What is required
Pick out the lines containing "have".

--

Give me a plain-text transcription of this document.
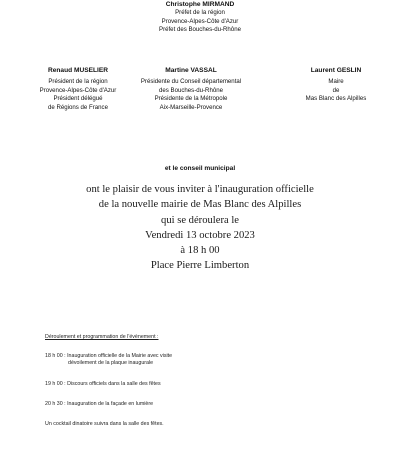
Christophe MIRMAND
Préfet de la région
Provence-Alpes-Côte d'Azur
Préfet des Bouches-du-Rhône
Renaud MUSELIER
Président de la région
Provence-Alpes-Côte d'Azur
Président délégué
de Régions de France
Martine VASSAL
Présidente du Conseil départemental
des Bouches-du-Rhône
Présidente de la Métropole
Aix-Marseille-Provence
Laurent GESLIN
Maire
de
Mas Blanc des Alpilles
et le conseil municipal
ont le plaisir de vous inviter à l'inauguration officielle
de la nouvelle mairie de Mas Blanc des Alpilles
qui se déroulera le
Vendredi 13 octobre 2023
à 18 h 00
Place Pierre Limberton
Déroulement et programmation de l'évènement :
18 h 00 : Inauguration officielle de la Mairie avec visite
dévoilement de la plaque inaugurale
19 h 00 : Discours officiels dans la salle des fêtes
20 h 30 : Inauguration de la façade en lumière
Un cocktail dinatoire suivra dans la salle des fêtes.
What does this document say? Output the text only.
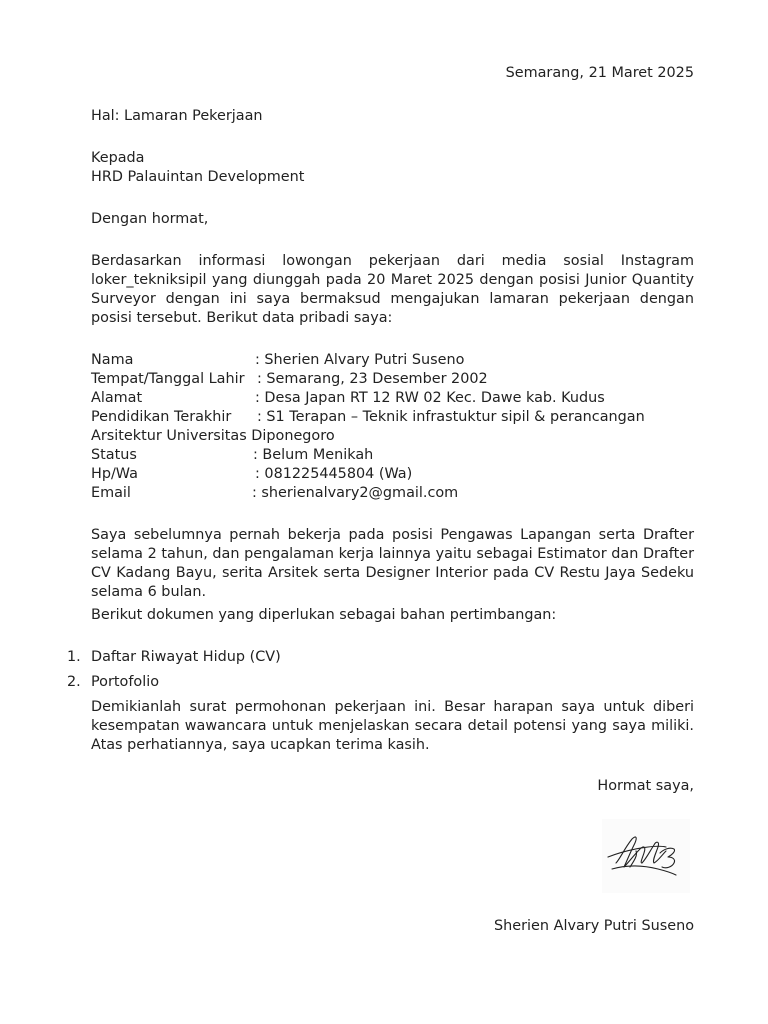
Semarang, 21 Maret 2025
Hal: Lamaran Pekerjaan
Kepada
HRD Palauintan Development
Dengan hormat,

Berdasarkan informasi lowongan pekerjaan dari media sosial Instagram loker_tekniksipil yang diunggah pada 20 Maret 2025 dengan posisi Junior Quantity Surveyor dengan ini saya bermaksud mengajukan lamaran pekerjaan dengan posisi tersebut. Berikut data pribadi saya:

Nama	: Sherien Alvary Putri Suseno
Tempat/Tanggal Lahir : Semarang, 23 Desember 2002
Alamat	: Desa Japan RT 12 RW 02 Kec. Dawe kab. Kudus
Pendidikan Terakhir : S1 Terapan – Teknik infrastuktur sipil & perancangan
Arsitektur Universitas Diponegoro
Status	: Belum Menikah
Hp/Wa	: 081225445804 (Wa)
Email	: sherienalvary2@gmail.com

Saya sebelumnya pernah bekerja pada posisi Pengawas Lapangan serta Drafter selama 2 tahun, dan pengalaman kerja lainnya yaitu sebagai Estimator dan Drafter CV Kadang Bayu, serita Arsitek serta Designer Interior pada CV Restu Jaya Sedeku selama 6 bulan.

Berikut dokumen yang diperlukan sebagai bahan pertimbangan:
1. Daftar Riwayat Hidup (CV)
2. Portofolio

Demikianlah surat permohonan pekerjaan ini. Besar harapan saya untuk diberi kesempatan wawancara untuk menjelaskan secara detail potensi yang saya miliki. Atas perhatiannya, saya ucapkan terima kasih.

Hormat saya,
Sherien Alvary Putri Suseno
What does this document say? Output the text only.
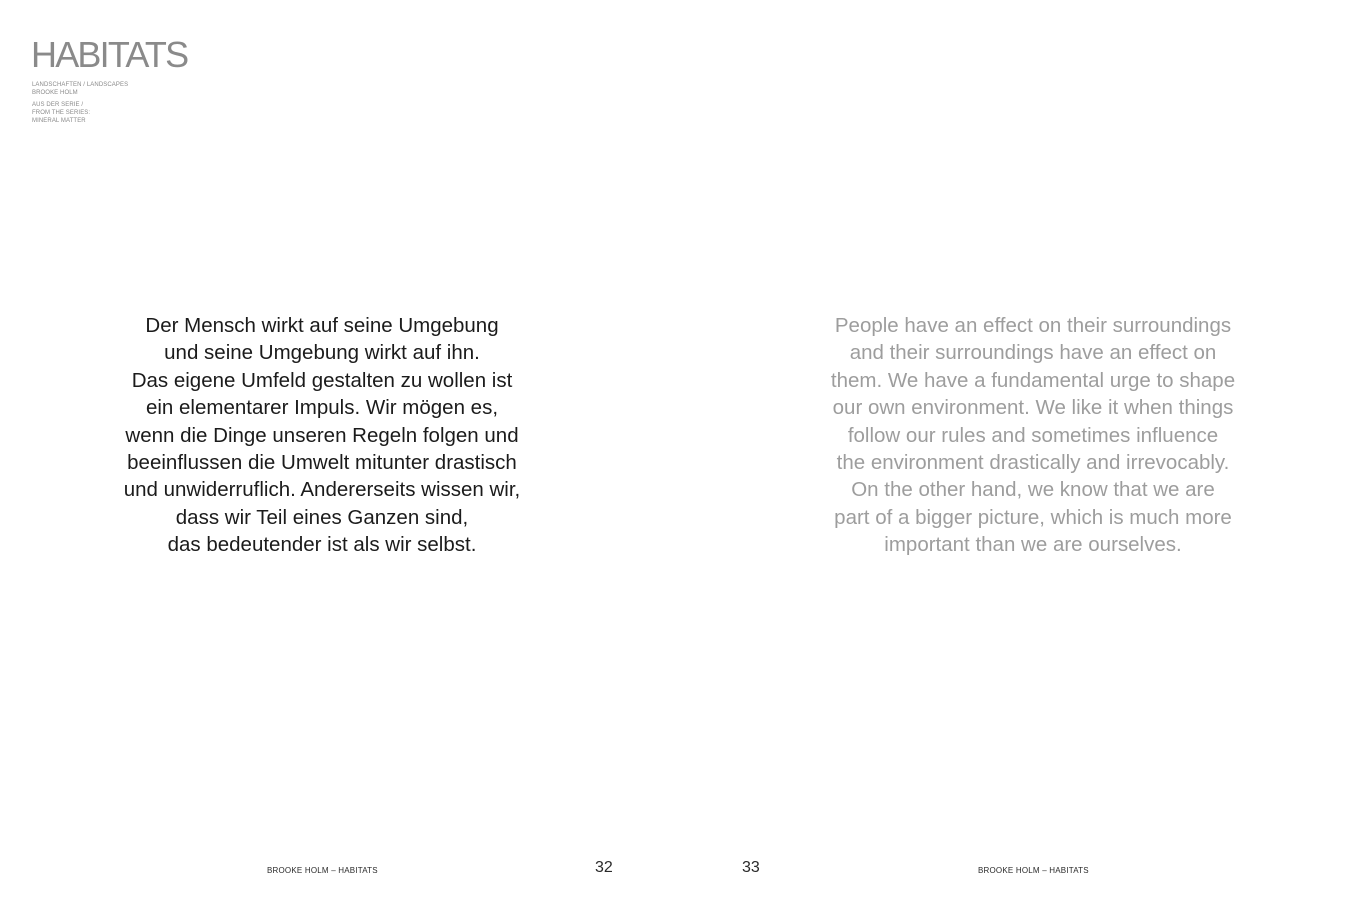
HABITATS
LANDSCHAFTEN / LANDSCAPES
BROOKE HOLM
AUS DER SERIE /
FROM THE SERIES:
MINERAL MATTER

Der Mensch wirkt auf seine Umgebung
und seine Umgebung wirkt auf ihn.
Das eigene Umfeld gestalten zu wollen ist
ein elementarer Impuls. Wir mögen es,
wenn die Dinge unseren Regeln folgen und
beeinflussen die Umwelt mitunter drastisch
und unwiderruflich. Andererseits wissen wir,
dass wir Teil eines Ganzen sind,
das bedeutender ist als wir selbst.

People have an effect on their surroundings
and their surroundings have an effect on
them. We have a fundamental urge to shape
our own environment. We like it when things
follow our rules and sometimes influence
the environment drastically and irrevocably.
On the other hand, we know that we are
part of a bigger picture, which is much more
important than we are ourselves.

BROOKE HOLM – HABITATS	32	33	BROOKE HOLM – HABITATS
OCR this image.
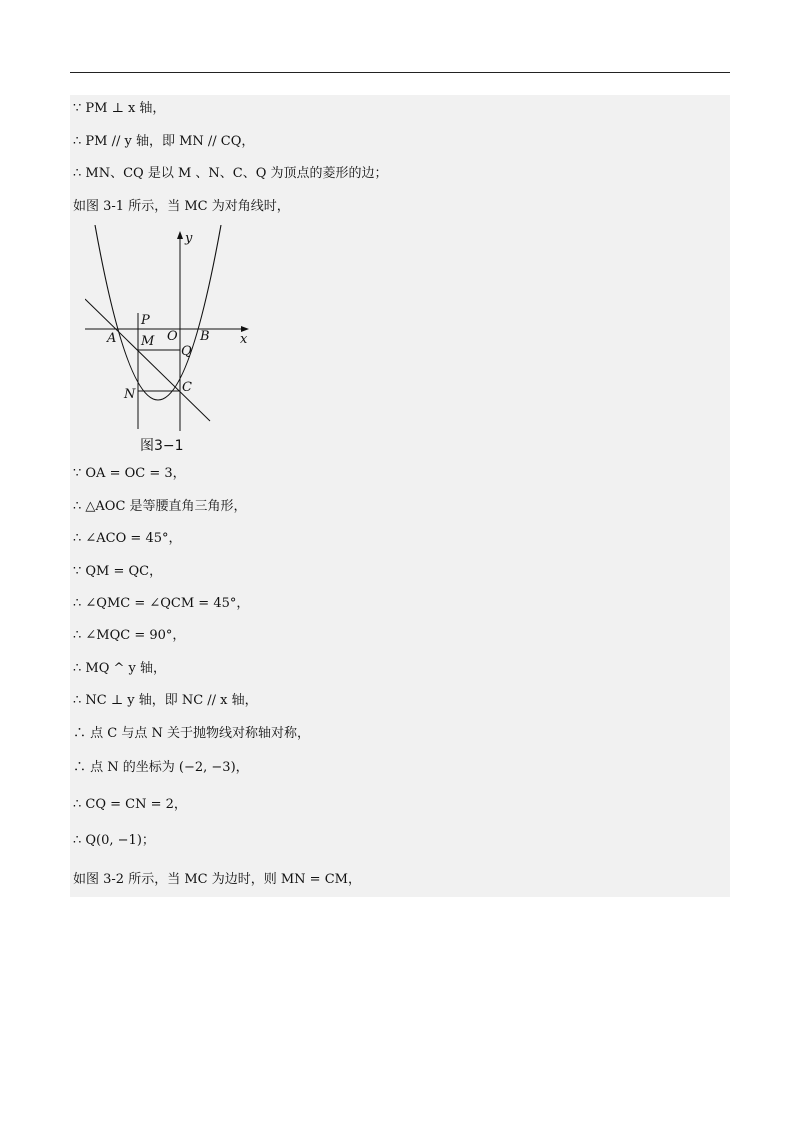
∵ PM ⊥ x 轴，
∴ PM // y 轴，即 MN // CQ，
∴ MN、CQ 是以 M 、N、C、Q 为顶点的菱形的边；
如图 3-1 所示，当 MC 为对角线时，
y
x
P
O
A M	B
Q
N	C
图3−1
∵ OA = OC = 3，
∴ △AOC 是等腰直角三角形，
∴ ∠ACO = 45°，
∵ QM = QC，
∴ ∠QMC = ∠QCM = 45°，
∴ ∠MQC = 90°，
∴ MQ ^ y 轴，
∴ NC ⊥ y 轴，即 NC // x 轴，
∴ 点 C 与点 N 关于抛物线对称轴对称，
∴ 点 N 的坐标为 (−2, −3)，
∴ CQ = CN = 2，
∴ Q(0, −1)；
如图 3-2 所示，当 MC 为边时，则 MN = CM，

--

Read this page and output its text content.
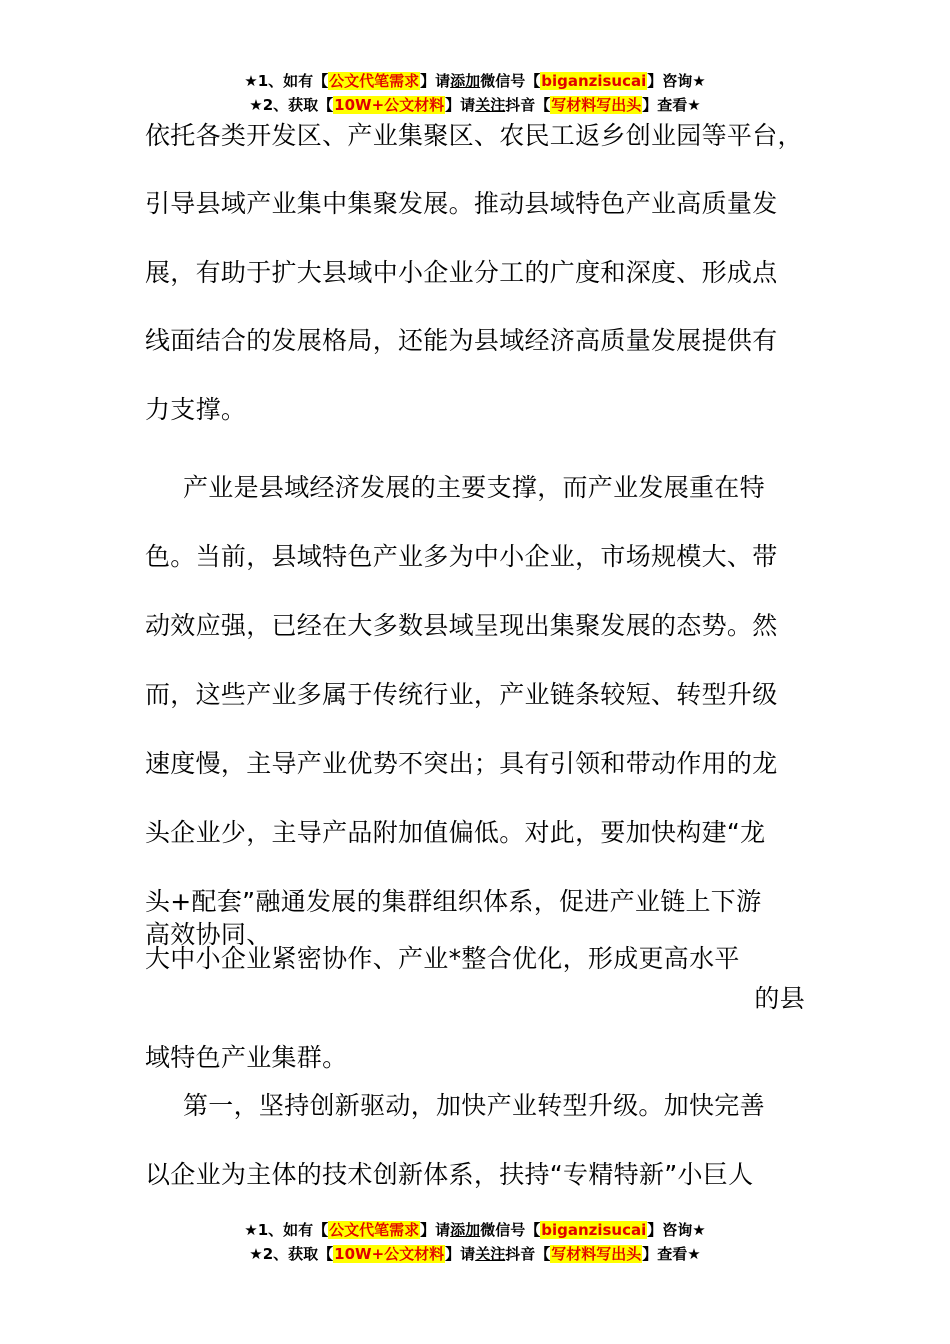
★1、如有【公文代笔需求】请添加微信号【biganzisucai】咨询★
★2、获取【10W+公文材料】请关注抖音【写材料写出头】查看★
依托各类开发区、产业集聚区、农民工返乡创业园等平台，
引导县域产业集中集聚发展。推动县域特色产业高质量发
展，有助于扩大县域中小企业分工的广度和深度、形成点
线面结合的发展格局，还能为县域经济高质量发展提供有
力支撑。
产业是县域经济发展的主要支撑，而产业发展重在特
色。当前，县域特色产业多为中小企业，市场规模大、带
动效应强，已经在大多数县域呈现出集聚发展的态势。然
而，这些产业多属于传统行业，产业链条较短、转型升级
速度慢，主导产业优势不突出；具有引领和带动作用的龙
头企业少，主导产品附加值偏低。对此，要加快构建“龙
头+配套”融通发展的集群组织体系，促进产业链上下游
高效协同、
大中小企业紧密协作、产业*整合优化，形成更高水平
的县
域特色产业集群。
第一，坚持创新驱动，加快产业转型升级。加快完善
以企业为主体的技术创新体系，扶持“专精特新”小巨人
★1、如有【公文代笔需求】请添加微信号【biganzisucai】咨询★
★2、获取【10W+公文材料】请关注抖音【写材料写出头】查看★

--

Answer to the problem
People have an effect on their surroundings
and their surroundings have an effect on
them. We have a fundamental urge to shape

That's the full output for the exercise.